*Given exercise:* Return all lines with the word "plugins" in them.
# start of Records supplied
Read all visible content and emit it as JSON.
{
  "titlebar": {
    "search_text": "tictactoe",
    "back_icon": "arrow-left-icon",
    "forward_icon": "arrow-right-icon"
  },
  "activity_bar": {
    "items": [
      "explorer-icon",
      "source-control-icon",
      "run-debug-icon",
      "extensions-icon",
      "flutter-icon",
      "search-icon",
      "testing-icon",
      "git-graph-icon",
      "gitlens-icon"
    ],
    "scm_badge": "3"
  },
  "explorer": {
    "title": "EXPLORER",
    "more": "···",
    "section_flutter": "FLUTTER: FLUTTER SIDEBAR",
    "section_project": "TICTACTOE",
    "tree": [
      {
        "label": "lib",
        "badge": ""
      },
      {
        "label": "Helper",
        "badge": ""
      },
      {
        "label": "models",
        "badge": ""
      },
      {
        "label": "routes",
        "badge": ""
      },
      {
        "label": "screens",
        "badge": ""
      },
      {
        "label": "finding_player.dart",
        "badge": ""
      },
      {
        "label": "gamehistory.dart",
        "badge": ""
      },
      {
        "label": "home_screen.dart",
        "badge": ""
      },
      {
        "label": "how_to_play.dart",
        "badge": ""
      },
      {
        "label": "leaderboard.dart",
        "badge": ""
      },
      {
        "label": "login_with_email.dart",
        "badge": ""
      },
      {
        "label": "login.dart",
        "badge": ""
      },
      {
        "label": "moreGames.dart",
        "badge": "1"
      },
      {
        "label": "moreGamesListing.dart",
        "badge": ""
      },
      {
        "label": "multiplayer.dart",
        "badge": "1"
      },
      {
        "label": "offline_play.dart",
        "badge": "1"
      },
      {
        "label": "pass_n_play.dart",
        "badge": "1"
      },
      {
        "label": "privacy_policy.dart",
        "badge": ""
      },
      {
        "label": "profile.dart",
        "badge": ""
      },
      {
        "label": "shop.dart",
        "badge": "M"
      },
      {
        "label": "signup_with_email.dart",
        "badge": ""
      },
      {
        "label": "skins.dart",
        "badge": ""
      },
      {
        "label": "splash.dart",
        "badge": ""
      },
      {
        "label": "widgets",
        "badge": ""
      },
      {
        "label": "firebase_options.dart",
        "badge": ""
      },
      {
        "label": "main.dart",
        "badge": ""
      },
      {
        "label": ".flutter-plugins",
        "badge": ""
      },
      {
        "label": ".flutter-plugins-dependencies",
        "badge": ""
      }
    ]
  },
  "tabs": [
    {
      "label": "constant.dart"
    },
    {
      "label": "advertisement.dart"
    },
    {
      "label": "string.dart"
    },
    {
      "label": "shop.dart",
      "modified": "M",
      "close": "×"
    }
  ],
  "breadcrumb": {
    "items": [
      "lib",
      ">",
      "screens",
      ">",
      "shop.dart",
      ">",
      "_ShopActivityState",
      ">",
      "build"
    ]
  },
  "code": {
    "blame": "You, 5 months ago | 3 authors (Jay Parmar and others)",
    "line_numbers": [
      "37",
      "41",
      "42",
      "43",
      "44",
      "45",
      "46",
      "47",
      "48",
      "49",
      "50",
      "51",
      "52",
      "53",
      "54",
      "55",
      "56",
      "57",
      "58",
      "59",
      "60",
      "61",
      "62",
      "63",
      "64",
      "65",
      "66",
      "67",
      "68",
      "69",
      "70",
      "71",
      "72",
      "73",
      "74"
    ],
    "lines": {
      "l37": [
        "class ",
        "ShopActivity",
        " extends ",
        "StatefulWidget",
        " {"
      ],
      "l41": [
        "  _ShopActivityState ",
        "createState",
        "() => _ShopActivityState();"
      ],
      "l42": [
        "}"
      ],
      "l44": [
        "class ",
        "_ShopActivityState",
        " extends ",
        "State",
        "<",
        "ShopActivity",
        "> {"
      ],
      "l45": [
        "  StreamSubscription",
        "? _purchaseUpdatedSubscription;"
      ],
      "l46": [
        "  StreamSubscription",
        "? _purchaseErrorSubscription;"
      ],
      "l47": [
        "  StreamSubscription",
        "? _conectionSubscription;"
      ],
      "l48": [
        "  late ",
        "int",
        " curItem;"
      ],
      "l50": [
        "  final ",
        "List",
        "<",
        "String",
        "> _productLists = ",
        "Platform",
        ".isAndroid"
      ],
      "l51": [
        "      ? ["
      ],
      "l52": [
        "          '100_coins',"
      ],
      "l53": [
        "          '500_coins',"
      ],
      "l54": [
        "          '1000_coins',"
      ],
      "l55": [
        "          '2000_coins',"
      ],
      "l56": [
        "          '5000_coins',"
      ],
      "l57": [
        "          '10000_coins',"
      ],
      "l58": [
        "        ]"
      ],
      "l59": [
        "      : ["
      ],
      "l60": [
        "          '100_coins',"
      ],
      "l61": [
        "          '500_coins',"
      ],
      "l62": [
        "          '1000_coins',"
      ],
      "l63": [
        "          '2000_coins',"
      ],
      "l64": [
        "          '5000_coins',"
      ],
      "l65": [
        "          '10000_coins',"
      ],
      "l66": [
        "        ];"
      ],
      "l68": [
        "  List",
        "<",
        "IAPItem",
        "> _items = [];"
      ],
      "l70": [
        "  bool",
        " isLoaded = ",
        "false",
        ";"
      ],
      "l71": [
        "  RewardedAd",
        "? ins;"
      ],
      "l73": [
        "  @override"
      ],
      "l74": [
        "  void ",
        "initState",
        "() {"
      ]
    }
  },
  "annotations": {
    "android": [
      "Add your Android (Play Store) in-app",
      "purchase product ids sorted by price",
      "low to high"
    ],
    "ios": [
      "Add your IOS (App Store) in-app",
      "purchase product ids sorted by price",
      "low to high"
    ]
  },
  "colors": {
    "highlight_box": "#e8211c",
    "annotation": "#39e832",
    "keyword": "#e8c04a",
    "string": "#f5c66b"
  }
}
# end of Records supplied
*Answer to this task:*
        "label": ".flutter-plugins",
        "label": ".flutter-plugins-dependencies",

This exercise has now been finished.